╭─ Entries shown

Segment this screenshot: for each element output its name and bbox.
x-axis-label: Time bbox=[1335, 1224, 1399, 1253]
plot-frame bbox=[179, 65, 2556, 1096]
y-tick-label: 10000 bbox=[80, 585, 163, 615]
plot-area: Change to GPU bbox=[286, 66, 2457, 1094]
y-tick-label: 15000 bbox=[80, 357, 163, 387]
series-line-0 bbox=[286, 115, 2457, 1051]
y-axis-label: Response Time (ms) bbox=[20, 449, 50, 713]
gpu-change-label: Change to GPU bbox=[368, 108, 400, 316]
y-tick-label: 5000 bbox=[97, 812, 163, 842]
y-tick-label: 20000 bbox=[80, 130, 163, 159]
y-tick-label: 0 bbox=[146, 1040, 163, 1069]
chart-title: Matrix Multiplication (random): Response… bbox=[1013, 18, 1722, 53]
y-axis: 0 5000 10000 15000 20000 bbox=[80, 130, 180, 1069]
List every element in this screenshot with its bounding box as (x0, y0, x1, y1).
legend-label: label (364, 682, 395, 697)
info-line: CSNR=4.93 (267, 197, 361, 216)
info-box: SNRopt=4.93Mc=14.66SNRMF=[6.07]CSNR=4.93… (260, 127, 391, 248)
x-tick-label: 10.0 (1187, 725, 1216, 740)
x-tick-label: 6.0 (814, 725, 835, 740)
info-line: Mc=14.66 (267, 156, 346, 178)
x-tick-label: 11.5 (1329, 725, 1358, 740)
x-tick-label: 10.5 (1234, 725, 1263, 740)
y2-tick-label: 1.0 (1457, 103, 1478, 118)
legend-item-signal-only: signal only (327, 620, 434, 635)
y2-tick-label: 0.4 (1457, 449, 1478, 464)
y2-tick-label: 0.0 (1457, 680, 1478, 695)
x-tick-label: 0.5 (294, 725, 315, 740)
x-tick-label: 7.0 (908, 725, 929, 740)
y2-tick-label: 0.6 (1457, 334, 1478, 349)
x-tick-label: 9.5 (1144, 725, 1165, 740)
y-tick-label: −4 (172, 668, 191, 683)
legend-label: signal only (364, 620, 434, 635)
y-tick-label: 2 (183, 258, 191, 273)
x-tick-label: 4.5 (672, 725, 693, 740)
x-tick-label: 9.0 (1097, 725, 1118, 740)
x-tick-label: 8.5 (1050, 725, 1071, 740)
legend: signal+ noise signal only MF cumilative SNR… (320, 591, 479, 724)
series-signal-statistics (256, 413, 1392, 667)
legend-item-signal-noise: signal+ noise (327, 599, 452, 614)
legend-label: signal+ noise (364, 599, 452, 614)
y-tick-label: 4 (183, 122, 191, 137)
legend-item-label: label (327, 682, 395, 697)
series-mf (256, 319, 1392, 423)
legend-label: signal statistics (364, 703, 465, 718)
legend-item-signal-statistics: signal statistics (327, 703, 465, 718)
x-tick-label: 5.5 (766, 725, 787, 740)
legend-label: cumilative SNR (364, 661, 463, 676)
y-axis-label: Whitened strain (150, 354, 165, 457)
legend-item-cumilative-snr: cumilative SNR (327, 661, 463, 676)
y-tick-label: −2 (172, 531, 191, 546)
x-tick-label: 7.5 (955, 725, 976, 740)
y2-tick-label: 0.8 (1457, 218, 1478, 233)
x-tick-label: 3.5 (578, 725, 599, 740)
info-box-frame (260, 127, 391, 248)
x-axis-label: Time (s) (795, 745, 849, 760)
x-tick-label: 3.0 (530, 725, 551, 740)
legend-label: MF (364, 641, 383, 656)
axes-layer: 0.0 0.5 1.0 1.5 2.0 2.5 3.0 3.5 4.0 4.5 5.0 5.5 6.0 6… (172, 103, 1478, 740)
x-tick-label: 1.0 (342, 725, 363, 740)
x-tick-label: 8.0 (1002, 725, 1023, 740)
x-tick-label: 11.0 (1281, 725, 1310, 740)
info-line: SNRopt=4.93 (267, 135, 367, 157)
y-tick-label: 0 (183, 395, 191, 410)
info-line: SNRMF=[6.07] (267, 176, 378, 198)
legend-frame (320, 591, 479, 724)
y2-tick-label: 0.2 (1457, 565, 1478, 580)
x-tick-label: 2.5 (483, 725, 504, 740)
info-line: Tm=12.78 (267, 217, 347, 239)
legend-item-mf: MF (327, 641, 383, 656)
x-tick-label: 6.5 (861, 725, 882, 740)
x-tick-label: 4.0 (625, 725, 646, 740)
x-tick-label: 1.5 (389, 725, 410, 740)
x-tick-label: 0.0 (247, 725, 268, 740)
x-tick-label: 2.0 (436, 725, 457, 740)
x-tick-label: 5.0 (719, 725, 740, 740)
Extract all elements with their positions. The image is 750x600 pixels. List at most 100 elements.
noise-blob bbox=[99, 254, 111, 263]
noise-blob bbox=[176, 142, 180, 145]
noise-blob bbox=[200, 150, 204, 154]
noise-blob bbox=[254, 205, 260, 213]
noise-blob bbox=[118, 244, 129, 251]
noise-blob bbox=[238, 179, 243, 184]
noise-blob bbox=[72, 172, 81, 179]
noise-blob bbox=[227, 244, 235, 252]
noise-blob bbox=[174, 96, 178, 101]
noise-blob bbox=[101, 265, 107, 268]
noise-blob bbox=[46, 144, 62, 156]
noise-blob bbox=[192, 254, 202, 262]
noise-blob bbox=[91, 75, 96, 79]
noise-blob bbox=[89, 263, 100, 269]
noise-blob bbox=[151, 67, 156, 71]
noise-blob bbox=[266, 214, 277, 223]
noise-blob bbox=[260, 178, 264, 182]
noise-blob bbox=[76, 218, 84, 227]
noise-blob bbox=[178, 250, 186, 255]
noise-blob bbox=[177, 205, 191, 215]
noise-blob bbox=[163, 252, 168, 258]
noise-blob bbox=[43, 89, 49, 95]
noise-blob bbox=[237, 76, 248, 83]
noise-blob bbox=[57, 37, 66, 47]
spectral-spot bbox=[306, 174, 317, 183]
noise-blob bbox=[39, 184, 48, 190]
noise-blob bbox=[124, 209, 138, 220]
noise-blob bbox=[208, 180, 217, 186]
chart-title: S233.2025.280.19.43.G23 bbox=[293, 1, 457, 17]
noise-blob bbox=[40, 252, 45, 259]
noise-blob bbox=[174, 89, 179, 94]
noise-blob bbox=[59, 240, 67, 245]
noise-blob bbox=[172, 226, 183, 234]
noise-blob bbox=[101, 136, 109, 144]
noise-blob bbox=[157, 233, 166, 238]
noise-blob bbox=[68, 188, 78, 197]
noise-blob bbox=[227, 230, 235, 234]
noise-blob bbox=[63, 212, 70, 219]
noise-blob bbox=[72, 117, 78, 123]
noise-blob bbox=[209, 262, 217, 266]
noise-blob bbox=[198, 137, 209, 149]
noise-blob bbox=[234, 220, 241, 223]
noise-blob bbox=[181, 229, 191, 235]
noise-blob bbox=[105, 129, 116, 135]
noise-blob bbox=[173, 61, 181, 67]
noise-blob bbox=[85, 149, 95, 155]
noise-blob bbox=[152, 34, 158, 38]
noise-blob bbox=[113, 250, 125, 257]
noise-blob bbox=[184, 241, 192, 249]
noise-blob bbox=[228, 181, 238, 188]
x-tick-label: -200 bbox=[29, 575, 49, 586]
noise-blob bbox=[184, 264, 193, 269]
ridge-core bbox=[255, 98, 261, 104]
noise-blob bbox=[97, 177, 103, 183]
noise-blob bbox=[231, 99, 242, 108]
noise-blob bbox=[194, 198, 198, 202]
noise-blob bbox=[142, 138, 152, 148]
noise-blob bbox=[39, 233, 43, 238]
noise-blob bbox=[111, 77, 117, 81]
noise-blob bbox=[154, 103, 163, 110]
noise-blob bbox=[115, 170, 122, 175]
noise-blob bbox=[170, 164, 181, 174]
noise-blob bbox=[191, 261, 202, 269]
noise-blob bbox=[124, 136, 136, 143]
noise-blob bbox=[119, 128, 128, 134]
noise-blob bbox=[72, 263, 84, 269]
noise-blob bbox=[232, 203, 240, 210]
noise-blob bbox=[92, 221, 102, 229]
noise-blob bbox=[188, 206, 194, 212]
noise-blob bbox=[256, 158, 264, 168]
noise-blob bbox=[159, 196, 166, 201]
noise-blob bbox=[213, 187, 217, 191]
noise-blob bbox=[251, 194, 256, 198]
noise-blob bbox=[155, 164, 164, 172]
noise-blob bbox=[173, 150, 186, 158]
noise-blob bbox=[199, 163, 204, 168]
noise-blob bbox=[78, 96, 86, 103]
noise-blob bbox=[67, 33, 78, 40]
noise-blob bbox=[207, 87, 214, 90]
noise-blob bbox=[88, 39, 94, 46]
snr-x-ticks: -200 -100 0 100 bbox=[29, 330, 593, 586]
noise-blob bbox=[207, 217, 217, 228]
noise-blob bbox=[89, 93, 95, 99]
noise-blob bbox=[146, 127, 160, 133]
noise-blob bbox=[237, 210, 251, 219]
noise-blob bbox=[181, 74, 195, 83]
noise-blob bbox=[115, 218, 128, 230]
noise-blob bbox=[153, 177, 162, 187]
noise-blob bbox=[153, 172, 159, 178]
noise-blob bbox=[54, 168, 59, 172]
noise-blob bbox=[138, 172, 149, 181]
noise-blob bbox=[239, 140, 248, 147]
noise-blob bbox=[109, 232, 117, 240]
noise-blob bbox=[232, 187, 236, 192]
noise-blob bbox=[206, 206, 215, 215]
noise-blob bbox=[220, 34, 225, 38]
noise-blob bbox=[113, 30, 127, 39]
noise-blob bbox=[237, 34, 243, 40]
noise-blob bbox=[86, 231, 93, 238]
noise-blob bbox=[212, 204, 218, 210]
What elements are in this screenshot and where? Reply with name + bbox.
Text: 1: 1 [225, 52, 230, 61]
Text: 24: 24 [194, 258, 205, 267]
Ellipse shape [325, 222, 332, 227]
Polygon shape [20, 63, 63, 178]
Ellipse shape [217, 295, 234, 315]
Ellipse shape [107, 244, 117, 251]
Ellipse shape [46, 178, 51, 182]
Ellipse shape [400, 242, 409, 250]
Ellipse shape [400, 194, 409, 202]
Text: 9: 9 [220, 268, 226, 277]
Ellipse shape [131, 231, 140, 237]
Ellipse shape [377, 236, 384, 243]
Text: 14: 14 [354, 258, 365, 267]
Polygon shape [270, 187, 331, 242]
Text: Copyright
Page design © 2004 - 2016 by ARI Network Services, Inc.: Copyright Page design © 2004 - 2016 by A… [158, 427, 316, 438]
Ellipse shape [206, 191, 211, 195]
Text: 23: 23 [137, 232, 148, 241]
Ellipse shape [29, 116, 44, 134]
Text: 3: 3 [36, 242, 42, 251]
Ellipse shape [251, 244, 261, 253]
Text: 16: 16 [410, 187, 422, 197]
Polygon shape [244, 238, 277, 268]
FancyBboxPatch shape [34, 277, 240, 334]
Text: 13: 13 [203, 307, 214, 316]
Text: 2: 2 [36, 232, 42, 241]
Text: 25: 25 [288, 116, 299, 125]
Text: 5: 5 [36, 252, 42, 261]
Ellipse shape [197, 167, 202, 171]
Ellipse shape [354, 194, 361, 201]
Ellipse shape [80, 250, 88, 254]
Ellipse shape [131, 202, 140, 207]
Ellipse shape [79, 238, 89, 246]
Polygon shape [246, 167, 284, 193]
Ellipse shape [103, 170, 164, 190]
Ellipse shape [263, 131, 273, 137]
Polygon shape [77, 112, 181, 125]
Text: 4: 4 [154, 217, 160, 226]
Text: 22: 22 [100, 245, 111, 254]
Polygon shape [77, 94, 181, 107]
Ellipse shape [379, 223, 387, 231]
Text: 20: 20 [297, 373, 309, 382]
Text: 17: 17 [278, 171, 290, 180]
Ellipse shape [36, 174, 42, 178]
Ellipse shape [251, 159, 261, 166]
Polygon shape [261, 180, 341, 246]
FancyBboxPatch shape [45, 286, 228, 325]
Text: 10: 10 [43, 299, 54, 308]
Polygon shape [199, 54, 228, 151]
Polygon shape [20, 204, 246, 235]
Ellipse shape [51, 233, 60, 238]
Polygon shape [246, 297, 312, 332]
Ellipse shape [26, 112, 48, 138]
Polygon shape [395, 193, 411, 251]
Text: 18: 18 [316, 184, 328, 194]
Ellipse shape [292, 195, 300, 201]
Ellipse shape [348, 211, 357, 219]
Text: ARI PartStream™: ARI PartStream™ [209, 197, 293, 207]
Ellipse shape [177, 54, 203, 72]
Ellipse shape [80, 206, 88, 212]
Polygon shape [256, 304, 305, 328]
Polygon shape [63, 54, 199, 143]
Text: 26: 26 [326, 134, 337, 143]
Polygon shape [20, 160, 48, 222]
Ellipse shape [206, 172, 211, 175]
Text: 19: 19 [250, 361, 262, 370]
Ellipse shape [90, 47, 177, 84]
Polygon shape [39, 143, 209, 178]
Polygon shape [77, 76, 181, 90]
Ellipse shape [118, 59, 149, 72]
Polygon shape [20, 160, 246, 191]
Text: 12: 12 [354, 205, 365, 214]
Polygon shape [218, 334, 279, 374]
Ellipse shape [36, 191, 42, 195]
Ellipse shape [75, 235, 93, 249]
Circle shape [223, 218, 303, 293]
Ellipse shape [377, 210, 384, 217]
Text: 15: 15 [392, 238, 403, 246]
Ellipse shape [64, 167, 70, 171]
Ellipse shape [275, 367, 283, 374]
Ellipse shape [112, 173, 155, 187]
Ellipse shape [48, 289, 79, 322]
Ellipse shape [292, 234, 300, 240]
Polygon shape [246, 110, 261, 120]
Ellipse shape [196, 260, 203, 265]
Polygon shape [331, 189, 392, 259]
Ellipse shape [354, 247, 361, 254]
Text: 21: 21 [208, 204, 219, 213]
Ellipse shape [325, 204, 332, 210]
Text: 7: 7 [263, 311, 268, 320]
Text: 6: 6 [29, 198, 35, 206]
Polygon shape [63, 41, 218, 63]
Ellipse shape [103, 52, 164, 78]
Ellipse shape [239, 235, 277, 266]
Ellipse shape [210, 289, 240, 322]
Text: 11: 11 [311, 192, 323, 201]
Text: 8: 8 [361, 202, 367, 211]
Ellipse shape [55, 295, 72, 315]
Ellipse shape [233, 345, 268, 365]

╰─

• **What you have to do**
Pull out every line of the records above that contains the string "CSNR". The match is case-sensitive.

• **Solved exercise**
info-line: CSNR=4.93 (267, 197, 361, 216)
info-box: SNRopt=4.93Mc=14.66SNRMF=[6.07]CSNR=4.93… (260, 127, 391, 248)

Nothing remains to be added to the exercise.